Exercise: Go through the data below and gather each line containing "intercept".

Rows from a figure dataset:
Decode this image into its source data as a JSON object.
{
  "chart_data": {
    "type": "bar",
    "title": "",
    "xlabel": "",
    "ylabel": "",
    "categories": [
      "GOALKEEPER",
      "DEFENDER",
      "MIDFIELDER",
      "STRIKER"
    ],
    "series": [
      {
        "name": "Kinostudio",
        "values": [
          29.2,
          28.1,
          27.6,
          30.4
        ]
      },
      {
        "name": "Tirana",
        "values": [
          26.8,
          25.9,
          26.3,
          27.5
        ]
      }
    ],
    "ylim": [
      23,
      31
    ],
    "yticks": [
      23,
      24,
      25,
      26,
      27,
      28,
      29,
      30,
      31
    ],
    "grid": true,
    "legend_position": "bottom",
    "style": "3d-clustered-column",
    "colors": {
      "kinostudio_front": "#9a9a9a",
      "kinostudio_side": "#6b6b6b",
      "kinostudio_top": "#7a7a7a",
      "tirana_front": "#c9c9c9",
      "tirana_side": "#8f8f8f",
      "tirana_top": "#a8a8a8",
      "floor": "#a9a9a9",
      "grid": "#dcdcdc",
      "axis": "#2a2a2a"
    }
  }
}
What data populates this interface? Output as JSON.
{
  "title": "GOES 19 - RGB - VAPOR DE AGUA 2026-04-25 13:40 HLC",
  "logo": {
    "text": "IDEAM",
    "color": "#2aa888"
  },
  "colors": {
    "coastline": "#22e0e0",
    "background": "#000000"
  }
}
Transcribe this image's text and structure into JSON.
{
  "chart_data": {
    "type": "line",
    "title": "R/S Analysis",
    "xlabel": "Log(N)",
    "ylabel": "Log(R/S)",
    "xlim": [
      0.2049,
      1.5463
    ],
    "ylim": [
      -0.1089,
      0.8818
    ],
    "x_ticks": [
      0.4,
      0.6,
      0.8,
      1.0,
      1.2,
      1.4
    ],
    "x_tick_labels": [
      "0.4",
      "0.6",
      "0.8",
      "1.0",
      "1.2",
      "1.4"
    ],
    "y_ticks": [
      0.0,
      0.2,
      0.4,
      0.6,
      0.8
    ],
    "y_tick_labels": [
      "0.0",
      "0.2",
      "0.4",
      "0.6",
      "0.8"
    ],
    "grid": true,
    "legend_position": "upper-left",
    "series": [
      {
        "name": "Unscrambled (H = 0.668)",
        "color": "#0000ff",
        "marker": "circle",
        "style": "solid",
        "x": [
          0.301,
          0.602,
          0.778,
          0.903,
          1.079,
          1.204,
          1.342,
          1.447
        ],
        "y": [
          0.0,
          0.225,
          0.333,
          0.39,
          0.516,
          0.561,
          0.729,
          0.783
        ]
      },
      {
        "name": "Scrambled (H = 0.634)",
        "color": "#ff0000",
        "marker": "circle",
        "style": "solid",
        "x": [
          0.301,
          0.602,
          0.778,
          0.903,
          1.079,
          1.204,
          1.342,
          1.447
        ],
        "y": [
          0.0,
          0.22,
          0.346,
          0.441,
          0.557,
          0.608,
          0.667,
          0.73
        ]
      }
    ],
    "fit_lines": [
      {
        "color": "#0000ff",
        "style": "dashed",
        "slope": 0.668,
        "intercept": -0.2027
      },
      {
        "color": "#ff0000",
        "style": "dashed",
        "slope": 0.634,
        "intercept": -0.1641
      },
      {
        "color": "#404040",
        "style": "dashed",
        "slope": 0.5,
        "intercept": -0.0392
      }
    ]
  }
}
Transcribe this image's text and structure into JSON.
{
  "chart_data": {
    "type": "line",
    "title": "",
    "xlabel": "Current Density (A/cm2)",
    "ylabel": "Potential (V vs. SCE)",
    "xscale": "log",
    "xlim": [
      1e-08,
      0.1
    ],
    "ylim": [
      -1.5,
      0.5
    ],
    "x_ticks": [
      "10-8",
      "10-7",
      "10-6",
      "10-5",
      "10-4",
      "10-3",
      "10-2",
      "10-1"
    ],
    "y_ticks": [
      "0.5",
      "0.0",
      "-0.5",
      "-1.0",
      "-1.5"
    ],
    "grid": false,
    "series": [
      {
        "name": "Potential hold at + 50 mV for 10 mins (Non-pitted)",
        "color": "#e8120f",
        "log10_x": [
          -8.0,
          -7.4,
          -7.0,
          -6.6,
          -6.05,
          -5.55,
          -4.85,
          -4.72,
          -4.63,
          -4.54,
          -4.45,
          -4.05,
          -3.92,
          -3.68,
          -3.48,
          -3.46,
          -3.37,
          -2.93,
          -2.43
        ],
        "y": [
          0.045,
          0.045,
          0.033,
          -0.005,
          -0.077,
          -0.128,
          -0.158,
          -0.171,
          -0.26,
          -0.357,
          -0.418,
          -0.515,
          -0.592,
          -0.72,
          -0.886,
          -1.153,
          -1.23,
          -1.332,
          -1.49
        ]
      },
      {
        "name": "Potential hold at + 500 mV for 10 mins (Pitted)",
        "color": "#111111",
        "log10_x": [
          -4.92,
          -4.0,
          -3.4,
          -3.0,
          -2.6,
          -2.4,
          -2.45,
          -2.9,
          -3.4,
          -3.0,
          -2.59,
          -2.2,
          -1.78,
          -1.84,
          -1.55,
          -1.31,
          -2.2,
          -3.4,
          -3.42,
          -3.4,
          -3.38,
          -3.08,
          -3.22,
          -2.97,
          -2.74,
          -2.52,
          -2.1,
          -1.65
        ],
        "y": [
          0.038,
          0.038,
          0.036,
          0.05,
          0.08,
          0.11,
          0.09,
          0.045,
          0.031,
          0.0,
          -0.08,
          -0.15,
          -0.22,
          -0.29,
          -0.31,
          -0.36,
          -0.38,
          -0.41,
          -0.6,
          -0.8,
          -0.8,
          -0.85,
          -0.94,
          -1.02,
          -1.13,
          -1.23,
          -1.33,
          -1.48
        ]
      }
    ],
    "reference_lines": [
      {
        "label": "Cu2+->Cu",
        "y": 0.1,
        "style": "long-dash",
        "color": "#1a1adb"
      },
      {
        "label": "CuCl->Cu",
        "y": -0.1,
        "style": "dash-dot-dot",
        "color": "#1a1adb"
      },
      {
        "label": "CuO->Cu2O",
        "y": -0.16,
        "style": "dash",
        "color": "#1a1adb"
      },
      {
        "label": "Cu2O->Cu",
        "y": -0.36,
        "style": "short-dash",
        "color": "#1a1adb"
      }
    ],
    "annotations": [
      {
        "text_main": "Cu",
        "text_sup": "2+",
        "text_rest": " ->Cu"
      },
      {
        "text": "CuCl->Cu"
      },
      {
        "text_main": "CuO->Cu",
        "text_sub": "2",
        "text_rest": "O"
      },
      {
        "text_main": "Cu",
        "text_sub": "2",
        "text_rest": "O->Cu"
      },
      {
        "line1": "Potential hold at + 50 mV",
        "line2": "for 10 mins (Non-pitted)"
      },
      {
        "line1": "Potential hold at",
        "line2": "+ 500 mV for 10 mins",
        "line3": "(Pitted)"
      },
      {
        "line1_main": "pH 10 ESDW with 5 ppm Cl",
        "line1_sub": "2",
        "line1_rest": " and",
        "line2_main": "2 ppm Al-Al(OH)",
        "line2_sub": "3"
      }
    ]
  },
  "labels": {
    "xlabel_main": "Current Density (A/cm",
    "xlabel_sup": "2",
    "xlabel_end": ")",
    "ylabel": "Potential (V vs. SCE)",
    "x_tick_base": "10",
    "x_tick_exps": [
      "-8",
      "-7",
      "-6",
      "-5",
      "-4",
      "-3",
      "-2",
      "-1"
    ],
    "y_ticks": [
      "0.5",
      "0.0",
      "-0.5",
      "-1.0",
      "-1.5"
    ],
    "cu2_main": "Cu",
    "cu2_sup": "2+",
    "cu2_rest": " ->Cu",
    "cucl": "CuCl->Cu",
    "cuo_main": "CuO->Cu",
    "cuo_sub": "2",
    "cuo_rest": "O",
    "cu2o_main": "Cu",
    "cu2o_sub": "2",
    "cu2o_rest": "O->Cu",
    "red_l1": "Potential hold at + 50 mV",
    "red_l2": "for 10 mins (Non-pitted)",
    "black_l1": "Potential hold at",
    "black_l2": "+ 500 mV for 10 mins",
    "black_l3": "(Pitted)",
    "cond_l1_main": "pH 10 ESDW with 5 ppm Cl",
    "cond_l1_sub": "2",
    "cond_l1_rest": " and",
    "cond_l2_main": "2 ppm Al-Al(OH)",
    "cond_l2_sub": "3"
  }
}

Written response:
        "intercept": -0.2027
        "intercept": -0.1641
        "intercept": -0.0392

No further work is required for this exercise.